#### EXERCISE REQUIREMENTS
Using the material below, copy every line where "отношения" appears.

* Begin RECORD SET *

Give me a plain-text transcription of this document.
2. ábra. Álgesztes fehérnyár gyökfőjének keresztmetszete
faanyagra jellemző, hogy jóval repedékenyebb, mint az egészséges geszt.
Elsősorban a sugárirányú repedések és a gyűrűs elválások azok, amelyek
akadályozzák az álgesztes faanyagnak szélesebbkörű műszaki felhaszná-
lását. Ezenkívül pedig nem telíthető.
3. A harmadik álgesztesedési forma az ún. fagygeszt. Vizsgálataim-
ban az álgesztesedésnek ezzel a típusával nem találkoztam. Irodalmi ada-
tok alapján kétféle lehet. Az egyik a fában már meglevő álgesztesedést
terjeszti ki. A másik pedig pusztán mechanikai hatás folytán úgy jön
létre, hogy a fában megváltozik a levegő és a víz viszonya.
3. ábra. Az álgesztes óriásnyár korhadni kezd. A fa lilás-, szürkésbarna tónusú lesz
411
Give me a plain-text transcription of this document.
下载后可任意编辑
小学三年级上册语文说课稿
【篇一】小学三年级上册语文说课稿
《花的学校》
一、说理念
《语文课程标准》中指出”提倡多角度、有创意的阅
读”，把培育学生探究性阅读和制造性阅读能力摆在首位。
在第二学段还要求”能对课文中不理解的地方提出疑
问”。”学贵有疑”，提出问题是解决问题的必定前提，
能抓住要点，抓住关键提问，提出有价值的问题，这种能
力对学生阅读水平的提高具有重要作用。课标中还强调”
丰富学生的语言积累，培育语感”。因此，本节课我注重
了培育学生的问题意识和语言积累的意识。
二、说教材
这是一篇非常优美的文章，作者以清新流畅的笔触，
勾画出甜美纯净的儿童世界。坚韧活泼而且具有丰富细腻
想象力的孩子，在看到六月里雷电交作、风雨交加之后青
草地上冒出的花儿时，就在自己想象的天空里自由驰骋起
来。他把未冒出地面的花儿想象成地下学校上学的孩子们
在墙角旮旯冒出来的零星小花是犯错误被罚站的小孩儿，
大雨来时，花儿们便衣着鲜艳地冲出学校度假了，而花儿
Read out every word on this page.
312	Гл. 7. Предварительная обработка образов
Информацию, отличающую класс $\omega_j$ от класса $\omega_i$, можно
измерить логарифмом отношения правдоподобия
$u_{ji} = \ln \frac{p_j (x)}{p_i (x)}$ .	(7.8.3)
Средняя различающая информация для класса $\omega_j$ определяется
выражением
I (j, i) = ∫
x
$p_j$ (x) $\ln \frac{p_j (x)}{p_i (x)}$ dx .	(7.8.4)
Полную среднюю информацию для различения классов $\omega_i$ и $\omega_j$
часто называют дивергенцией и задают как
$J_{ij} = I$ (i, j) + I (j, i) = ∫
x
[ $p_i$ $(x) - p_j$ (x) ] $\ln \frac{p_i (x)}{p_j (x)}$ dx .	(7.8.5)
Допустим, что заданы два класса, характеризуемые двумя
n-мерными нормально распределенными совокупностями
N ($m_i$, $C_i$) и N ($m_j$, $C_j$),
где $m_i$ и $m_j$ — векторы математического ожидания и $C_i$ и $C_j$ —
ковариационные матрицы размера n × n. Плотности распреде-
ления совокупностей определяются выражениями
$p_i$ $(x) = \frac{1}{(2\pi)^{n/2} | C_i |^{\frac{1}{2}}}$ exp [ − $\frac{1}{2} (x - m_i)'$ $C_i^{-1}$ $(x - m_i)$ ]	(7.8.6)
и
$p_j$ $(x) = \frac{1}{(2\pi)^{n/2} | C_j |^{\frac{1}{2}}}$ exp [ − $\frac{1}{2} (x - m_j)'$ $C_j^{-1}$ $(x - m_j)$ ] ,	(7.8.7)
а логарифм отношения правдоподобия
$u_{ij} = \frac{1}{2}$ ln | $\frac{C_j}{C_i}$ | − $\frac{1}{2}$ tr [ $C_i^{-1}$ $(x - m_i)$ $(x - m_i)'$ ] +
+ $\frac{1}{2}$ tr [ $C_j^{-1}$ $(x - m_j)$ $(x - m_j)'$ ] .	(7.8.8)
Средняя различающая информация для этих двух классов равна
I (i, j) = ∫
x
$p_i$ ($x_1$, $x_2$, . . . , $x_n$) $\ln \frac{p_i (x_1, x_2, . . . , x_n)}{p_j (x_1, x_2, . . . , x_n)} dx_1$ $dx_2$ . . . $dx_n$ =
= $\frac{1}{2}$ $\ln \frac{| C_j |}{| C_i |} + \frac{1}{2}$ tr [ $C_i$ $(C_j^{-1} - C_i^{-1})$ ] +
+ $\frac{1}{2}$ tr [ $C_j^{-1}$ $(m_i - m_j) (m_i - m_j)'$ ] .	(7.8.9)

* End RECORD SET *

#### SOLUTION
измерить логарифмом отношения правдоподобия
а логарифм отношения правдоподобия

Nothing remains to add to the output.